**TASK DETAILS:** Set out each line from the following listing that includes the word "Вопросы".

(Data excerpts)
+++

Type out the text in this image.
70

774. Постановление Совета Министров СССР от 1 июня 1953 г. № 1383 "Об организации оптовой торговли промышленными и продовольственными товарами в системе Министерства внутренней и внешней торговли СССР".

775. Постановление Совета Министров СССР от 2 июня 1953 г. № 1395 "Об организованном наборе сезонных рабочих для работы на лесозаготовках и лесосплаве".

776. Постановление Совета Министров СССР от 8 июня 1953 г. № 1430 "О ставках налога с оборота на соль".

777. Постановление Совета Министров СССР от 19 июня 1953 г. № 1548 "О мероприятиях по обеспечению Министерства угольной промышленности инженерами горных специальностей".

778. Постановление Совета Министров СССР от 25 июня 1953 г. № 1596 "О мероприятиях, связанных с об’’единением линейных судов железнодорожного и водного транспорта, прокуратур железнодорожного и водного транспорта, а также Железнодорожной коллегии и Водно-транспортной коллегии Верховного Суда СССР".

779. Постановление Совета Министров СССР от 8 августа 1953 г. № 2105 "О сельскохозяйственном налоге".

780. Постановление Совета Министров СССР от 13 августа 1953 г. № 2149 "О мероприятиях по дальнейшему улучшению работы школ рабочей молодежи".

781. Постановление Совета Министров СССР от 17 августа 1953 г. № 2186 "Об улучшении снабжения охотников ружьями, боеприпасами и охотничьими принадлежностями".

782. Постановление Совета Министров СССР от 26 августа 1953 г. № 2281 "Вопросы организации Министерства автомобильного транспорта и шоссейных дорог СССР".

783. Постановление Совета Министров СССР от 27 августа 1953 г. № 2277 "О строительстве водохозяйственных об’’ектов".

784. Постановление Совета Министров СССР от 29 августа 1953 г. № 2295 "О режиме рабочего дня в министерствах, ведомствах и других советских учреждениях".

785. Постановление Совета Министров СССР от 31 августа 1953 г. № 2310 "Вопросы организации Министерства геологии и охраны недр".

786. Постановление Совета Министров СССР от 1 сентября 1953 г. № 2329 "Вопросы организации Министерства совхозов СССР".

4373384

+++

**THE COMPLETED TASK:**
782. Постановление Совета Министров СССР от 26 августа 1953 г. № 2281 "Вопросы организации Министерства автомобильного транспорта и шоссейных дорог СССР".
785. Постановление Совета Министров СССР от 31 августа 1953 г. № 2310 "Вопросы организации Министерства геологии и охраны недр".
786. Постановление Совета Министров СССР от 1 сентября 1953 г. № 2329 "Вопросы организации Министерства совхозов СССР".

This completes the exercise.